— START OF Material to process —
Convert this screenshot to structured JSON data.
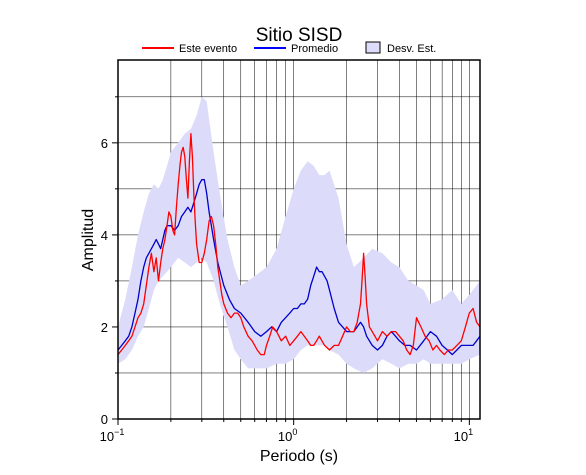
{
  "chart_data": {
    "type": "line",
    "title": "Sitio SISD",
    "xlabel": "Periodo (s)",
    "ylabel": "Amplitud",
    "xscale": "log",
    "xlim": [
      0.1,
      11.5
    ],
    "ylim": [
      0,
      7.8
    ],
    "x_tick_labels": [
      {
        "base": "10",
        "exp": "−1",
        "value": 0.1
      },
      {
        "base": "10",
        "exp": "0",
        "value": 1
      },
      {
        "base": "10",
        "exp": "1",
        "value": 10
      }
    ],
    "y_ticks": [
      0,
      2,
      4,
      6
    ],
    "grid": true,
    "legend": {
      "position": "top",
      "entries": [
        {
          "label": "Este evento",
          "color": "#ff0000",
          "kind": "line"
        },
        {
          "label": "Promedio",
          "color": "#0000ff",
          "kind": "line"
        },
        {
          "label": "Desv. Est.",
          "color": "#dcdcfa",
          "kind": "box"
        }
      ]
    },
    "colors": {
      "este_evento": "#ff0000",
      "promedio": "#0000cc",
      "band": "#dcdcfa"
    },
    "band": {
      "name": "Desv. Est.",
      "x": [
        0.1,
        0.11,
        0.12,
        0.13,
        0.14,
        0.15,
        0.16,
        0.17,
        0.18,
        0.19,
        0.2,
        0.22,
        0.24,
        0.26,
        0.28,
        0.3,
        0.32,
        0.35,
        0.38,
        0.42,
        0.46,
        0.5,
        0.55,
        0.6,
        0.7,
        0.8,
        0.9,
        1.0,
        1.1,
        1.2,
        1.3,
        1.4,
        1.5,
        1.6,
        1.8,
        2.0,
        2.2,
        2.5,
        2.8,
        3.2,
        3.6,
        4.0,
        4.5,
        5.0,
        5.5,
        6.0,
        7.0,
        8.0,
        9.0,
        10.0,
        11.5
      ],
      "upper": [
        2.0,
        2.6,
        3.3,
        4.0,
        4.5,
        4.9,
        5.1,
        5.0,
        5.2,
        5.5,
        5.8,
        6.0,
        6.2,
        6.3,
        6.6,
        7.0,
        6.9,
        5.8,
        4.9,
        3.9,
        3.3,
        2.9,
        3.0,
        3.1,
        3.3,
        3.7,
        4.4,
        5.0,
        5.4,
        5.6,
        5.5,
        5.3,
        5.3,
        5.4,
        4.8,
        3.8,
        3.3,
        3.5,
        3.7,
        3.6,
        3.4,
        3.3,
        3.0,
        2.9,
        2.8,
        2.5,
        2.6,
        2.8,
        2.5,
        2.7,
        3.0
      ],
      "lower": [
        1.2,
        1.3,
        1.5,
        1.8,
        2.0,
        2.4,
        2.8,
        3.0,
        3.1,
        3.2,
        3.3,
        3.5,
        3.4,
        3.3,
        3.4,
        3.5,
        3.4,
        3.0,
        2.5,
        2.0,
        1.5,
        1.3,
        1.1,
        1.1,
        1.1,
        1.2,
        1.2,
        1.3,
        1.5,
        1.6,
        1.6,
        1.6,
        1.6,
        1.5,
        1.4,
        1.2,
        1.1,
        1.0,
        1.1,
        1.3,
        1.2,
        1.1,
        1.2,
        1.2,
        1.3,
        1.2,
        1.2,
        1.2,
        1.2,
        1.3,
        1.4
      ]
    },
    "series": [
      {
        "name": "Este evento",
        "color": "#ff0000",
        "x": [
          0.1,
          0.105,
          0.11,
          0.115,
          0.12,
          0.125,
          0.13,
          0.135,
          0.14,
          0.145,
          0.15,
          0.155,
          0.16,
          0.165,
          0.17,
          0.175,
          0.18,
          0.185,
          0.19,
          0.195,
          0.2,
          0.205,
          0.21,
          0.215,
          0.22,
          0.225,
          0.23,
          0.235,
          0.24,
          0.245,
          0.25,
          0.255,
          0.26,
          0.265,
          0.27,
          0.275,
          0.28,
          0.29,
          0.3,
          0.31,
          0.32,
          0.33,
          0.34,
          0.35,
          0.36,
          0.37,
          0.38,
          0.39,
          0.4,
          0.42,
          0.44,
          0.46,
          0.48,
          0.5,
          0.52,
          0.55,
          0.58,
          0.6,
          0.62,
          0.65,
          0.68,
          0.7,
          0.73,
          0.76,
          0.8,
          0.85,
          0.9,
          0.95,
          1.0,
          1.05,
          1.1,
          1.15,
          1.2,
          1.25,
          1.3,
          1.35,
          1.4,
          1.5,
          1.6,
          1.7,
          1.8,
          1.9,
          2.0,
          2.1,
          2.2,
          2.3,
          2.4,
          2.45,
          2.5,
          2.55,
          2.6,
          2.7,
          2.8,
          2.9,
          3.0,
          3.2,
          3.4,
          3.6,
          3.8,
          4.0,
          4.2,
          4.4,
          4.6,
          4.8,
          5.0,
          5.3,
          5.6,
          5.9,
          6.2,
          6.5,
          6.8,
          7.2,
          7.6,
          8.0,
          8.5,
          9.0,
          9.5,
          10.0,
          10.5,
          11.0,
          11.5
        ],
        "y": [
          1.4,
          1.5,
          1.6,
          1.7,
          1.8,
          2.0,
          2.2,
          2.3,
          2.5,
          2.9,
          3.3,
          3.6,
          3.2,
          3.5,
          3.0,
          3.4,
          3.7,
          3.9,
          4.2,
          4.5,
          4.4,
          4.1,
          4.0,
          4.6,
          5.1,
          5.5,
          5.8,
          5.9,
          5.7,
          5.2,
          4.8,
          5.6,
          6.2,
          5.7,
          4.9,
          4.3,
          3.8,
          3.4,
          3.4,
          3.6,
          3.9,
          4.3,
          4.4,
          4.2,
          3.8,
          3.3,
          3.0,
          2.7,
          2.5,
          2.3,
          2.2,
          2.3,
          2.3,
          2.2,
          2.0,
          1.8,
          1.7,
          1.6,
          1.5,
          1.4,
          1.4,
          1.6,
          1.8,
          2.0,
          1.9,
          1.7,
          1.8,
          1.6,
          1.7,
          1.8,
          1.9,
          1.8,
          1.7,
          1.6,
          1.6,
          1.7,
          1.8,
          1.6,
          1.5,
          1.6,
          1.6,
          1.8,
          2.0,
          1.9,
          1.9,
          2.1,
          2.5,
          3.0,
          3.6,
          3.1,
          2.5,
          2.0,
          1.9,
          1.8,
          1.7,
          1.9,
          1.8,
          1.9,
          1.9,
          1.8,
          1.7,
          1.5,
          1.4,
          1.6,
          2.2,
          2.0,
          1.8,
          1.7,
          1.5,
          1.6,
          1.5,
          1.4,
          1.5,
          1.5,
          1.6,
          1.7,
          2.0,
          2.3,
          2.4,
          2.1,
          2.0
        ]
      },
      {
        "name": "Promedio",
        "color": "#0000cc",
        "x": [
          0.1,
          0.105,
          0.11,
          0.115,
          0.12,
          0.125,
          0.13,
          0.135,
          0.14,
          0.145,
          0.15,
          0.155,
          0.16,
          0.165,
          0.17,
          0.175,
          0.18,
          0.185,
          0.19,
          0.2,
          0.21,
          0.22,
          0.23,
          0.24,
          0.25,
          0.26,
          0.27,
          0.28,
          0.29,
          0.3,
          0.31,
          0.32,
          0.33,
          0.35,
          0.37,
          0.4,
          0.43,
          0.46,
          0.5,
          0.55,
          0.6,
          0.65,
          0.7,
          0.75,
          0.8,
          0.85,
          0.9,
          0.95,
          1.0,
          1.05,
          1.1,
          1.15,
          1.2,
          1.25,
          1.3,
          1.35,
          1.4,
          1.45,
          1.5,
          1.55,
          1.6,
          1.7,
          1.8,
          1.9,
          2.0,
          2.1,
          2.2,
          2.3,
          2.4,
          2.5,
          2.6,
          2.8,
          3.0,
          3.2,
          3.4,
          3.6,
          3.8,
          4.0,
          4.3,
          4.6,
          5.0,
          5.5,
          6.0,
          6.5,
          7.0,
          7.5,
          8.0,
          8.5,
          9.0,
          9.5,
          10.0,
          10.5,
          11.0,
          11.5
        ],
        "y": [
          1.5,
          1.6,
          1.7,
          1.8,
          2.0,
          2.3,
          2.6,
          3.0,
          3.3,
          3.5,
          3.6,
          3.7,
          3.8,
          3.9,
          3.8,
          3.7,
          3.9,
          4.1,
          4.2,
          4.2,
          4.1,
          4.2,
          4.4,
          4.5,
          4.6,
          4.5,
          4.7,
          4.9,
          5.1,
          5.2,
          5.2,
          4.9,
          4.5,
          3.9,
          3.4,
          2.9,
          2.6,
          2.4,
          2.3,
          2.1,
          1.9,
          1.8,
          1.9,
          2.0,
          1.9,
          2.1,
          2.2,
          2.3,
          2.4,
          2.4,
          2.5,
          2.5,
          2.6,
          2.9,
          3.1,
          3.3,
          3.2,
          3.2,
          3.1,
          3.0,
          2.8,
          2.4,
          2.1,
          2.0,
          1.9,
          1.9,
          1.9,
          2.0,
          2.1,
          2.0,
          1.8,
          1.6,
          1.5,
          1.6,
          1.8,
          1.9,
          1.8,
          1.7,
          1.6,
          1.6,
          1.5,
          1.7,
          1.9,
          1.8,
          1.6,
          1.5,
          1.4,
          1.5,
          1.6,
          1.6,
          1.6,
          1.6,
          1.7,
          1.8
        ]
      }
    ]
  }
}
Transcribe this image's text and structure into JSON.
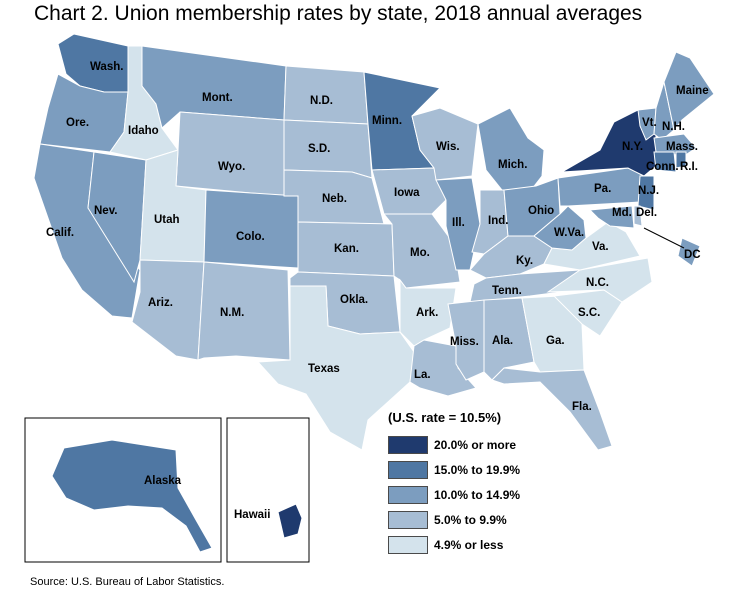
— END OF Material to process —
### Directions
Scan the listing above. Gather each line that contains the word "this".

### Worked answer
Convert this screenshot to structured JSON data.
Transcribe this image's text and structure into JSON.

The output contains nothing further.